RECORDS FOR THE TASK:
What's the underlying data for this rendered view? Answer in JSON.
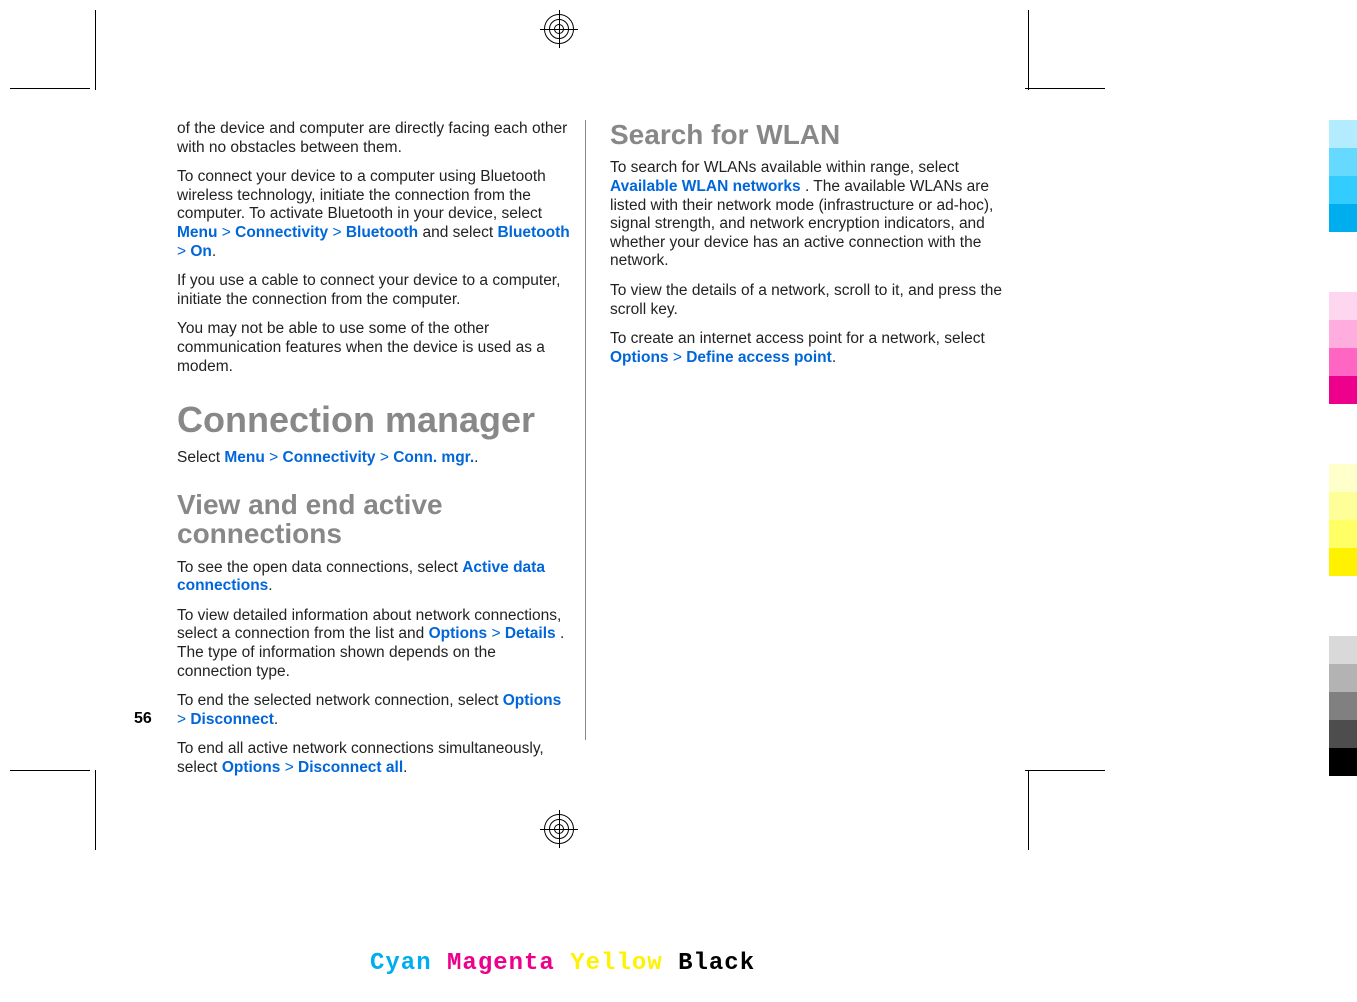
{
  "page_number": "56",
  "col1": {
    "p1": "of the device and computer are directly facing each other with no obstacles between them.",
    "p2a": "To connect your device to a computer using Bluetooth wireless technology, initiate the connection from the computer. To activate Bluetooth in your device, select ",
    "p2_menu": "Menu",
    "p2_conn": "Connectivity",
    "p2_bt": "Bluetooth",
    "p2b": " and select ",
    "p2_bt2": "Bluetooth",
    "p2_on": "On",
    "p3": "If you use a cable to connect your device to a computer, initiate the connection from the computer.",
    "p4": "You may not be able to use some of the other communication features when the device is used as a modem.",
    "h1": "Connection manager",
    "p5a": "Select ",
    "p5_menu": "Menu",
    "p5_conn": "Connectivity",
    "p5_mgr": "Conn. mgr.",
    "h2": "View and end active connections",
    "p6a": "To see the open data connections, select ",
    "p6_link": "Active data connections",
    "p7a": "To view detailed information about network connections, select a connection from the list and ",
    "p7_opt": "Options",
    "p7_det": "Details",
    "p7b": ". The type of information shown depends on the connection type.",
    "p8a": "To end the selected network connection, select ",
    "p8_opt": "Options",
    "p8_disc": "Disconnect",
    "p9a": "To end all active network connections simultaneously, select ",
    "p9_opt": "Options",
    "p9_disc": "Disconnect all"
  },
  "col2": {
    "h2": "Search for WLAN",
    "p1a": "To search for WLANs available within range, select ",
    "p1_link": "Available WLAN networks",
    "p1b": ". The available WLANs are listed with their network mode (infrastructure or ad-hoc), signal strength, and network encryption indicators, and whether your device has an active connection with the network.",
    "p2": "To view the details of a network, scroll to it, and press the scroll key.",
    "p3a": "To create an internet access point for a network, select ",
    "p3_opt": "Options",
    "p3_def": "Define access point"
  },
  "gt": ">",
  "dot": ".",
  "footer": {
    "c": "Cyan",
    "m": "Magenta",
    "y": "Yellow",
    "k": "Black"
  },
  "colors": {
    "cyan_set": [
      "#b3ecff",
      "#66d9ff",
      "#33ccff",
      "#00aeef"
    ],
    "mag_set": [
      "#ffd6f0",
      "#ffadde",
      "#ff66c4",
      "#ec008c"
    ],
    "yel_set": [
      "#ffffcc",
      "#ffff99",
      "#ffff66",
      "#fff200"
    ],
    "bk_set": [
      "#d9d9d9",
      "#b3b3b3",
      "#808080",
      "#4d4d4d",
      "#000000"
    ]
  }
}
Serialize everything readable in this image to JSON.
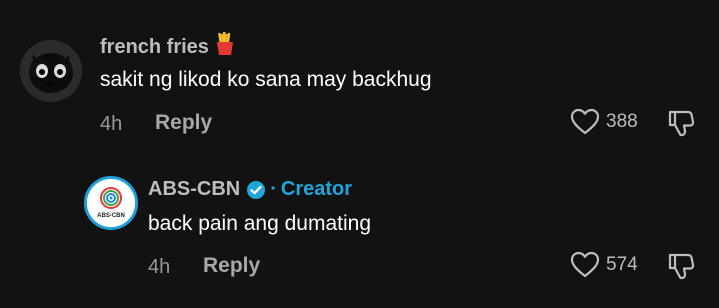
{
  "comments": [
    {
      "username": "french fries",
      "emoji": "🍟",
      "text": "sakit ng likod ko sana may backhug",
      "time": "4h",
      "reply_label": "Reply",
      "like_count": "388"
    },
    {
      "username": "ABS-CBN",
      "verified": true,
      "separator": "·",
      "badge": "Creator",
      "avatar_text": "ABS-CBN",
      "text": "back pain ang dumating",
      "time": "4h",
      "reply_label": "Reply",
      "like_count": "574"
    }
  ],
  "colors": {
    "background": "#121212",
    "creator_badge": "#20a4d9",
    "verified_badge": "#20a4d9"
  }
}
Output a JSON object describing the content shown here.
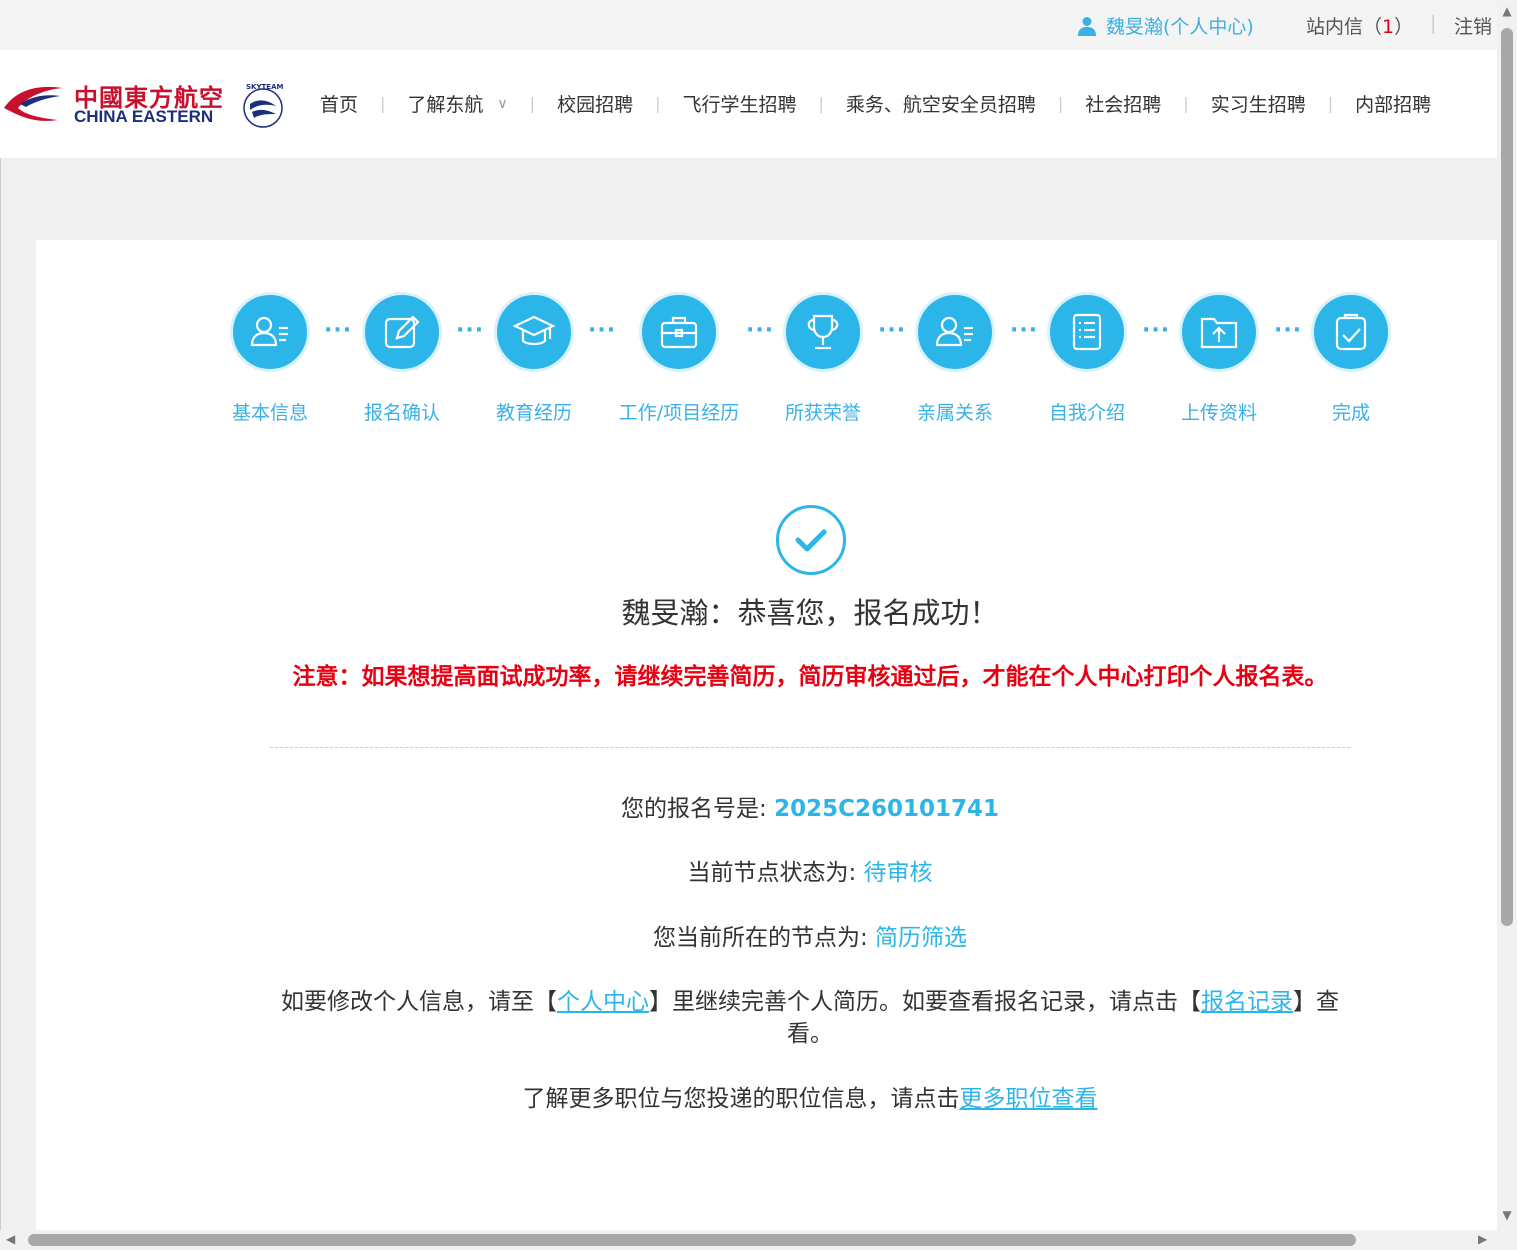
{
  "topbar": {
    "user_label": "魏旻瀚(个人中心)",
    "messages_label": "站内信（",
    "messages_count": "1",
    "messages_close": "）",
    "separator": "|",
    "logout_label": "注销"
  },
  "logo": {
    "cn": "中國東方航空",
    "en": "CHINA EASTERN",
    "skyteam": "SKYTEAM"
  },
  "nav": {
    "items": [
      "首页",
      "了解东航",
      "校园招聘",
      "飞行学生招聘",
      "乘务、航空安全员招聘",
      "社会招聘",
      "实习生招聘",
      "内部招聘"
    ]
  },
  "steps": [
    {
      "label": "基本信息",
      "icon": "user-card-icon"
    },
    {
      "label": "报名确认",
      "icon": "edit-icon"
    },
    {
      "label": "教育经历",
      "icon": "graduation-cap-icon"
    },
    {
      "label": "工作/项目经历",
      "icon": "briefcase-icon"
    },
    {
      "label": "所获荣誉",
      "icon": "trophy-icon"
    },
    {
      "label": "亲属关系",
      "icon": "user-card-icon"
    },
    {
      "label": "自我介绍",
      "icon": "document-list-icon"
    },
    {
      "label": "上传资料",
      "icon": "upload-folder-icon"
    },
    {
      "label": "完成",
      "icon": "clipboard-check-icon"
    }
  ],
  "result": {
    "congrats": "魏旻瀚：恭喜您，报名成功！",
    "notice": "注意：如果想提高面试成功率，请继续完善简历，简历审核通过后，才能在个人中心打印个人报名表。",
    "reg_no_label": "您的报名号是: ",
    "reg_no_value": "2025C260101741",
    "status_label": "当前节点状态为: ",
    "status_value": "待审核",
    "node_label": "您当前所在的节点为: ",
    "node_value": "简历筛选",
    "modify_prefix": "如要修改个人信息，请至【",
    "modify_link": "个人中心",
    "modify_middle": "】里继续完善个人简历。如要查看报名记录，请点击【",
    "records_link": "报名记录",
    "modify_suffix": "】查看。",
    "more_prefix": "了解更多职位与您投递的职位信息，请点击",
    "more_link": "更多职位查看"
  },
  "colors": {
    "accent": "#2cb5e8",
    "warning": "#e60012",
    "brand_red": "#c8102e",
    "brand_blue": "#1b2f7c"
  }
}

THE TASK:
Starting at the line with "Output a JSON", output each line through the final one of the listing above, and nothing else. Pictures are to be left out.

RESULT BELOW:
Output a JSON object describing the content shown here.
{
  "topbar": {
    "user_label": "魏旻瀚(个人中心)",
    "messages_label": "站内信（",
    "messages_count": "1",
    "messages_close": "）",
    "separator": "|",
    "logout_label": "注销"
  },
  "logo": {
    "cn": "中國東方航空",
    "en": "CHINA EASTERN",
    "skyteam": "SKYTEAM"
  },
  "nav": {
    "items": [
      "首页",
      "了解东航",
      "校园招聘",
      "飞行学生招聘",
      "乘务、航空安全员招聘",
      "社会招聘",
      "实习生招聘",
      "内部招聘"
    ]
  },
  "steps": [
    {
      "label": "基本信息",
      "icon": "user-card-icon"
    },
    {
      "label": "报名确认",
      "icon": "edit-icon"
    },
    {
      "label": "教育经历",
      "icon": "graduation-cap-icon"
    },
    {
      "label": "工作/项目经历",
      "icon": "briefcase-icon"
    },
    {
      "label": "所获荣誉",
      "icon": "trophy-icon"
    },
    {
      "label": "亲属关系",
      "icon": "user-card-icon"
    },
    {
      "label": "自我介绍",
      "icon": "document-list-icon"
    },
    {
      "label": "上传资料",
      "icon": "upload-folder-icon"
    },
    {
      "label": "完成",
      "icon": "clipboard-check-icon"
    }
  ],
  "result": {
    "congrats": "魏旻瀚：恭喜您，报名成功！",
    "notice": "注意：如果想提高面试成功率，请继续完善简历，简历审核通过后，才能在个人中心打印个人报名表。",
    "reg_no_label": "您的报名号是: ",
    "reg_no_value": "2025C260101741",
    "status_label": "当前节点状态为: ",
    "status_value": "待审核",
    "node_label": "您当前所在的节点为: ",
    "node_value": "简历筛选",
    "modify_prefix": "如要修改个人信息，请至【",
    "modify_link": "个人中心",
    "modify_middle": "】里继续完善个人简历。如要查看报名记录，请点击【",
    "records_link": "报名记录",
    "modify_suffix": "】查看。",
    "more_prefix": "了解更多职位与您投递的职位信息，请点击",
    "more_link": "更多职位查看"
  },
  "colors": {
    "accent": "#2cb5e8",
    "warning": "#e60012",
    "brand_red": "#c8102e",
    "brand_blue": "#1b2f7c"
  }
}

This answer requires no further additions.